_JOB_
Present every line of the listing below as a numbered list, leaving out any blank lines.

-- start --

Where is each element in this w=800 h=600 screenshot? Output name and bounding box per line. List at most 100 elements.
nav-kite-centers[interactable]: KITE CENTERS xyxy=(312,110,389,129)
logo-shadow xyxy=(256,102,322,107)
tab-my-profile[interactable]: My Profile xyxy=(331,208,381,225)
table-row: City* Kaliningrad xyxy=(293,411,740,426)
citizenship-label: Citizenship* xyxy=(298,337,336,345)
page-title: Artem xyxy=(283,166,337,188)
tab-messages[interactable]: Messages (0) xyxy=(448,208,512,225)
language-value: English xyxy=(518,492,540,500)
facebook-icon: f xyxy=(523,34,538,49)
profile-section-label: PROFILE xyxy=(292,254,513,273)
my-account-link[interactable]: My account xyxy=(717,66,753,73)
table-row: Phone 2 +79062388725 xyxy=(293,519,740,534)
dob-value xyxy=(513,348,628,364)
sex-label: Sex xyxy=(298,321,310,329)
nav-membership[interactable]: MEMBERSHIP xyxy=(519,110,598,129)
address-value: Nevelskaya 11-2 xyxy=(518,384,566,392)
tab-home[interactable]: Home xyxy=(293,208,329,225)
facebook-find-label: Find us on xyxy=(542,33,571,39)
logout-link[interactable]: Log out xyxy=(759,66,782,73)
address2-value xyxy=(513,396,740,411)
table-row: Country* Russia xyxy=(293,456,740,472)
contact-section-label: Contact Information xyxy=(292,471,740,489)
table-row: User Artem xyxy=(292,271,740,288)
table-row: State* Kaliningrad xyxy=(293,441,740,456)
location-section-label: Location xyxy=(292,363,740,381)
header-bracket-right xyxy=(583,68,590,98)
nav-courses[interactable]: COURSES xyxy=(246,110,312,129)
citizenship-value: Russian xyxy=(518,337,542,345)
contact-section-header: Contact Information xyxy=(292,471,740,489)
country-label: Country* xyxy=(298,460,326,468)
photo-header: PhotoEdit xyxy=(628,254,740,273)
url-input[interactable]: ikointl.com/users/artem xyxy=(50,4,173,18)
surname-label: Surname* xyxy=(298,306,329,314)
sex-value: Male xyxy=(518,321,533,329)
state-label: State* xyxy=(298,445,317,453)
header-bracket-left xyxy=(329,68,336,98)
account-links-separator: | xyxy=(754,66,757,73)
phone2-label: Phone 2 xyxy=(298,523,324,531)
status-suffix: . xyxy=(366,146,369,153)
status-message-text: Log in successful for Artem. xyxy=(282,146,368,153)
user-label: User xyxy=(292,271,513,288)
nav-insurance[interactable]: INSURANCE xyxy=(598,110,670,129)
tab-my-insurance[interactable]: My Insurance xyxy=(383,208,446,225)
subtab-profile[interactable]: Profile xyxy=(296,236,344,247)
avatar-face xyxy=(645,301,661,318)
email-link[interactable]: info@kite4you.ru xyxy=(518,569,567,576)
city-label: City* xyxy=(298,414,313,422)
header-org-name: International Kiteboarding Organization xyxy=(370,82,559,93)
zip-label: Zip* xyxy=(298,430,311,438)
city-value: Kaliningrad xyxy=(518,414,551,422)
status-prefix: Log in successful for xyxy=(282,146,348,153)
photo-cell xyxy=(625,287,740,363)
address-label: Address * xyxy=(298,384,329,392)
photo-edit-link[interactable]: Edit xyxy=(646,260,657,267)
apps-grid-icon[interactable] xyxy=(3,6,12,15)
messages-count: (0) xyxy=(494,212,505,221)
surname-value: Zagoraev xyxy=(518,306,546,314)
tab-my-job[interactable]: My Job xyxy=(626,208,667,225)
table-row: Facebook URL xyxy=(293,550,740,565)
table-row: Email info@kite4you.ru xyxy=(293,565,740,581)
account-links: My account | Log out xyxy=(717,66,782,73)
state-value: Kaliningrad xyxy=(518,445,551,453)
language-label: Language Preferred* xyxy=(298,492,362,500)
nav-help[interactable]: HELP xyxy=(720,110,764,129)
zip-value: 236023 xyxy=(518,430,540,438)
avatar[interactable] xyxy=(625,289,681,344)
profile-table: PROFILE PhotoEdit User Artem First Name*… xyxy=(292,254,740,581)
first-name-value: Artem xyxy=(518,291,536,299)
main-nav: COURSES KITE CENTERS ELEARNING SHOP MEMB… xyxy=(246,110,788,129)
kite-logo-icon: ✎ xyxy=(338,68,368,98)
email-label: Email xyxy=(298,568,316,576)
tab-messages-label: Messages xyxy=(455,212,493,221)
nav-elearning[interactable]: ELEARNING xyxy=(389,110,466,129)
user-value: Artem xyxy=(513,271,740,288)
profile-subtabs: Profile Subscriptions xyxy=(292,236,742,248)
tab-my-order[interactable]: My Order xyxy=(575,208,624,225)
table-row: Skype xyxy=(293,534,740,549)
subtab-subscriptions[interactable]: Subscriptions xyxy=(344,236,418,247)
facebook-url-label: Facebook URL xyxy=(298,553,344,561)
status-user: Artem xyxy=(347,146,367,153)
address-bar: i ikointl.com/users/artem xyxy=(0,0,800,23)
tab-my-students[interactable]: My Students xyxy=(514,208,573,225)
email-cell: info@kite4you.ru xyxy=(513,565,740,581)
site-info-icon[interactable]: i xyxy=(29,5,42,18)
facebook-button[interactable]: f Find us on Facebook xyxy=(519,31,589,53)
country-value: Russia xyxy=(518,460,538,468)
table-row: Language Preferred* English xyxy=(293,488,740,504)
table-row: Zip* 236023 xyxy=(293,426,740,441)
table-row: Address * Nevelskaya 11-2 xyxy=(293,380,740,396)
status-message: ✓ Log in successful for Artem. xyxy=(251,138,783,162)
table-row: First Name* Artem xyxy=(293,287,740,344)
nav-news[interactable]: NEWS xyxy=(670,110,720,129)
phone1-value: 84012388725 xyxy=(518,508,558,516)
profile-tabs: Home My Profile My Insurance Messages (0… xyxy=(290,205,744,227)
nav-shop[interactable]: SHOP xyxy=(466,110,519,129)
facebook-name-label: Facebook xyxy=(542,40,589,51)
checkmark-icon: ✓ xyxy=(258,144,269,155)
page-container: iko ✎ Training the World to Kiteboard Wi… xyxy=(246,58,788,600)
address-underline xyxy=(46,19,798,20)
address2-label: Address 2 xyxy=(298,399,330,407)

-- end --

_WRITTEN ANSWER_
1. Where is each element in this w=800 h=600 screenshot? Output name and bounding box per line. List at most 100 elements.
2. nav-kite-centers[interactable]: KITE CENTERS xyxy=(312,110,389,129)
3. logo-shadow xyxy=(256,102,322,107)
4. tab-my-profile[interactable]: My Profile xyxy=(331,208,381,225)
5. table-row: City* Kaliningrad xyxy=(293,411,740,426)
6. citizenship-label: Citizenship* xyxy=(298,337,336,345)
7. page-title: Artem xyxy=(283,166,337,188)
8. tab-messages[interactable]: Messages (0) xyxy=(448,208,512,225)
9. language-value: English xyxy=(518,492,540,500)
10. facebook-icon: f xyxy=(523,34,538,49)
11. profile-section-label: PROFILE xyxy=(292,254,513,273)
12. my-account-link[interactable]: My account xyxy=(717,66,753,73)
13. table-row: Phone 2 +79062388725 xyxy=(293,519,740,534)
14. dob-value xyxy=(513,348,628,364)
15. sex-label: Sex xyxy=(298,321,310,329)
16. nav-membership[interactable]: MEMBERSHIP xyxy=(519,110,598,129)
17. address-value: Nevelskaya 11-2 xyxy=(518,384,566,392)
18. tab-home[interactable]: Home xyxy=(293,208,329,225)
19. facebook-find-label: Find us on xyxy=(542,33,571,39)
20. logout-link[interactable]: Log out xyxy=(759,66,782,73)
21. address2-value xyxy=(513,396,740,411)
22. table-row: Country* Russia xyxy=(293,456,740,472)
23. contact-section-label: Contact Information xyxy=(292,471,740,489)
24. table-row: User Artem xyxy=(292,271,740,288)
25. table-row: State* Kaliningrad xyxy=(293,441,740,456)
26. location-section-label: Location xyxy=(292,363,740,381)
27. header-bracket-right xyxy=(583,68,590,98)
28. nav-courses[interactable]: COURSES xyxy=(246,110,312,129)
29. citizenship-value: Russian xyxy=(518,337,542,345)
30. contact-section-header: Contact Information xyxy=(292,471,740,489)
31. country-label: Country* xyxy=(298,460,326,468)
32. photo-header: PhotoEdit xyxy=(628,254,740,273)
33. url-input[interactable]: ikointl.com/users/artem xyxy=(50,4,173,18)
34. surname-label: Surname* xyxy=(298,306,329,314)
35. sex-value: Male xyxy=(518,321,533,329)
36. state-label: State* xyxy=(298,445,317,453)
37. header-bracket-left xyxy=(329,68,336,98)
38. account-links-separator: | xyxy=(754,66,757,73)
39. phone2-label: Phone 2 xyxy=(298,523,324,531)
40. status-suffix: . xyxy=(366,146,369,153)
41. status-message-text: Log in successful for Artem. xyxy=(282,146,368,153)
42. user-label: User xyxy=(292,271,513,288)
43. nav-insurance[interactable]: INSURANCE xyxy=(598,110,670,129)
44. tab-my-insurance[interactable]: My Insurance xyxy=(383,208,446,225)
45. subtab-profile[interactable]: Profile xyxy=(296,236,344,247)
46. avatar-face xyxy=(645,301,661,318)
47. email-link[interactable]: info@kite4you.ru xyxy=(518,569,567,576)
48. city-label: City* xyxy=(298,414,313,422)
49. header-org-name: International Kiteboarding Organization xyxy=(370,82,559,93)
50. zip-label: Zip* xyxy=(298,430,311,438)
51. city-value: Kaliningrad xyxy=(518,414,551,422)
52. status-prefix: Log in successful for xyxy=(282,146,348,153)
53. photo-cell xyxy=(625,287,740,363)
54. address-label: Address * xyxy=(298,384,329,392)
55. photo-edit-link[interactable]: Edit xyxy=(646,260,657,267)
56. apps-grid-icon[interactable] xyxy=(3,6,12,15)
57. messages-count: (0) xyxy=(494,212,505,221)
58. surname-value: Zagoraev xyxy=(518,306,546,314)
59. tab-my-job[interactable]: My Job xyxy=(626,208,667,225)
60. table-row: Facebook URL xyxy=(293,550,740,565)
61. table-row: Email info@kite4you.ru xyxy=(293,565,740,581)
62. account-links: My account | Log out xyxy=(717,66,782,73)
63. state-value: Kaliningrad xyxy=(518,445,551,453)
64. language-label: Language Preferred* xyxy=(298,492,362,500)
65. nav-help[interactable]: HELP xyxy=(720,110,764,129)
66. zip-value: 236023 xyxy=(518,430,540,438)
67. avatar[interactable] xyxy=(625,289,681,344)
68. profile-table: PROFILE PhotoEdit User Artem First Name*… xyxy=(292,254,740,581)
69. first-name-value: Artem xyxy=(518,291,536,299)
70. main-nav: COURSES KITE CENTERS ELEARNING SHOP MEMB… xyxy=(246,110,788,129)
71. kite-logo-icon: ✎ xyxy=(338,68,368,98)
72. email-label: Email xyxy=(298,568,316,576)
73. tab-messages-label: Messages xyxy=(455,212,493,221)
74. nav-elearning[interactable]: ELEARNING xyxy=(389,110,466,129)
75. user-value: Artem xyxy=(513,271,740,288)
76. profile-subtabs: Profile Subscriptions xyxy=(292,236,742,248)
77. tab-my-order[interactable]: My Order xyxy=(575,208,624,225)
78. table-row: Skype xyxy=(293,534,740,549)
79. subtab-subscriptions[interactable]: Subscriptions xyxy=(344,236,418,247)
80. facebook-url-label: Facebook URL xyxy=(298,553,344,561)
81. status-user: Artem xyxy=(347,146,367,153)
82. address-bar: i ikointl.com/users/artem xyxy=(0,0,800,23)
83. tab-my-students[interactable]: My Students xyxy=(514,208,573,225)
84. email-cell: info@kite4you.ru xyxy=(513,565,740,581)
85. site-info-icon[interactable]: i xyxy=(29,5,42,18)
86. facebook-button[interactable]: f Find us on Facebook xyxy=(519,31,589,53)
87. country-value: Russia xyxy=(518,460,538,468)
88. table-row: Language Preferred* English xyxy=(293,488,740,504)
89. table-row: Zip* 236023 xyxy=(293,426,740,441)
90. table-row: Address * Nevelskaya 11-2 xyxy=(293,380,740,396)
91. status-message: ✓ Log in successful for Artem. xyxy=(251,138,783,162)
92. table-row: First Name* Artem xyxy=(293,287,740,344)
93. nav-news[interactable]: NEWS xyxy=(670,110,720,129)
94. phone1-value: 84012388725 xyxy=(518,508,558,516)
95. profile-tabs: Home My Profile My Insurance Messages (0… xyxy=(290,205,744,227)
96. nav-shop[interactable]: SHOP xyxy=(466,110,519,129)
97. facebook-name-label: Facebook xyxy=(542,40,589,51)
98. checkmark-icon: ✓ xyxy=(258,144,269,155)
99. page-container: iko ✎ Training the World to Kiteboard Wi… xyxy=(246,58,788,600)
100. address-underline xyxy=(46,19,798,20)
101. address2-label: Address 2 xyxy=(298,399,330,407)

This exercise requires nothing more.